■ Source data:
──────
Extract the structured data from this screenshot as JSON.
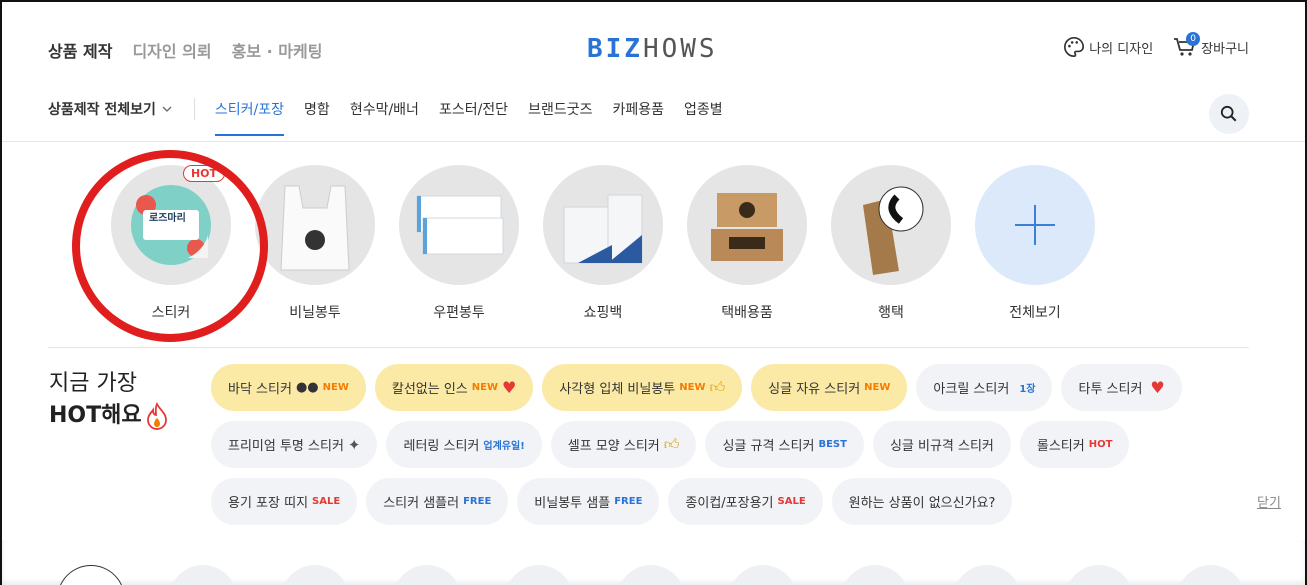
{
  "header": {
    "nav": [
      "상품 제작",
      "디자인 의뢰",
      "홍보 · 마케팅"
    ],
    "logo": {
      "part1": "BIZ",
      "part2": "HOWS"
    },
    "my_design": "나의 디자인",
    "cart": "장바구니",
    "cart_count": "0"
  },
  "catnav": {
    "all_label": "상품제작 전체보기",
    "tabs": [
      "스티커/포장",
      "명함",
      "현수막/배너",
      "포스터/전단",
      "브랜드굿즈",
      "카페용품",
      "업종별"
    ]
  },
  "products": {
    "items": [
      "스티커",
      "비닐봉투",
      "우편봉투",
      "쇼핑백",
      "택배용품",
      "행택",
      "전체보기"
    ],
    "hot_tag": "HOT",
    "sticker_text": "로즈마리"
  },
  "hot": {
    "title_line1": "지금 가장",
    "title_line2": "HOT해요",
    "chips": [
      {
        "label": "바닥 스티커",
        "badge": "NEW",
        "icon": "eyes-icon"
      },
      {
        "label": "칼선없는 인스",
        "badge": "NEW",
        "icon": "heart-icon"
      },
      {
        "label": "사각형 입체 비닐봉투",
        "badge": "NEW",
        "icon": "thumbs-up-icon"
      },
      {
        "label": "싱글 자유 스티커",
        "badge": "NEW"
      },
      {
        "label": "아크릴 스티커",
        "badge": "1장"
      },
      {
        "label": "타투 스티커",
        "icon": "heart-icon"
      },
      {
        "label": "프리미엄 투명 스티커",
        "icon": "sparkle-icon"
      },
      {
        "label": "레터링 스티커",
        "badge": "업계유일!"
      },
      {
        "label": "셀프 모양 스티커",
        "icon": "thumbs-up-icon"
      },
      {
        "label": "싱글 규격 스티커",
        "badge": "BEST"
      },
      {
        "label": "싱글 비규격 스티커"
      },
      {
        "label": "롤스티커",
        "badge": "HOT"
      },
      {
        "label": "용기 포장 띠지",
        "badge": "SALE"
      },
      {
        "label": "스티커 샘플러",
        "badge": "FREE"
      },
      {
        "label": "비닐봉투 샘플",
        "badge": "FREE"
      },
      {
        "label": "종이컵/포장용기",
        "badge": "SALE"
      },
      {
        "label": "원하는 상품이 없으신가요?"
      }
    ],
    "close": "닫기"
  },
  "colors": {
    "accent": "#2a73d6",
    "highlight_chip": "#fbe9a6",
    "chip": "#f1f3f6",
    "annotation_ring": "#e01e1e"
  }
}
──────
■ PROBLEM: Reproduce the listing above exactly, excluding all pictures.

■ EXPECTED ANSWER:
Extract the structured data from this screenshot as JSON.
{
  "header": {
    "nav": [
      "상품 제작",
      "디자인 의뢰",
      "홍보 · 마케팅"
    ],
    "logo": {
      "part1": "BIZ",
      "part2": "HOWS"
    },
    "my_design": "나의 디자인",
    "cart": "장바구니",
    "cart_count": "0"
  },
  "catnav": {
    "all_label": "상품제작 전체보기",
    "tabs": [
      "스티커/포장",
      "명함",
      "현수막/배너",
      "포스터/전단",
      "브랜드굿즈",
      "카페용품",
      "업종별"
    ]
  },
  "products": {
    "items": [
      "스티커",
      "비닐봉투",
      "우편봉투",
      "쇼핑백",
      "택배용품",
      "행택",
      "전체보기"
    ],
    "hot_tag": "HOT",
    "sticker_text": "로즈마리"
  },
  "hot": {
    "title_line1": "지금 가장",
    "title_line2": "HOT해요",
    "chips": [
      {
        "label": "바닥 스티커",
        "badge": "NEW",
        "icon": "eyes-icon"
      },
      {
        "label": "칼선없는 인스",
        "badge": "NEW",
        "icon": "heart-icon"
      },
      {
        "label": "사각형 입체 비닐봉투",
        "badge": "NEW",
        "icon": "thumbs-up-icon"
      },
      {
        "label": "싱글 자유 스티커",
        "badge": "NEW"
      },
      {
        "label": "아크릴 스티커",
        "badge": "1장"
      },
      {
        "label": "타투 스티커",
        "icon": "heart-icon"
      },
      {
        "label": "프리미엄 투명 스티커",
        "icon": "sparkle-icon"
      },
      {
        "label": "레터링 스티커",
        "badge": "업계유일!"
      },
      {
        "label": "셀프 모양 스티커",
        "icon": "thumbs-up-icon"
      },
      {
        "label": "싱글 규격 스티커",
        "badge": "BEST"
      },
      {
        "label": "싱글 비규격 스티커"
      },
      {
        "label": "롤스티커",
        "badge": "HOT"
      },
      {
        "label": "용기 포장 띠지",
        "badge": "SALE"
      },
      {
        "label": "스티커 샘플러",
        "badge": "FREE"
      },
      {
        "label": "비닐봉투 샘플",
        "badge": "FREE"
      },
      {
        "label": "종이컵/포장용기",
        "badge": "SALE"
      },
      {
        "label": "원하는 상품이 없으신가요?"
      }
    ],
    "close": "닫기"
  },
  "colors": {
    "accent": "#2a73d6",
    "highlight_chip": "#fbe9a6",
    "chip": "#f1f3f6",
    "annotation_ring": "#e01e1e"
  }
}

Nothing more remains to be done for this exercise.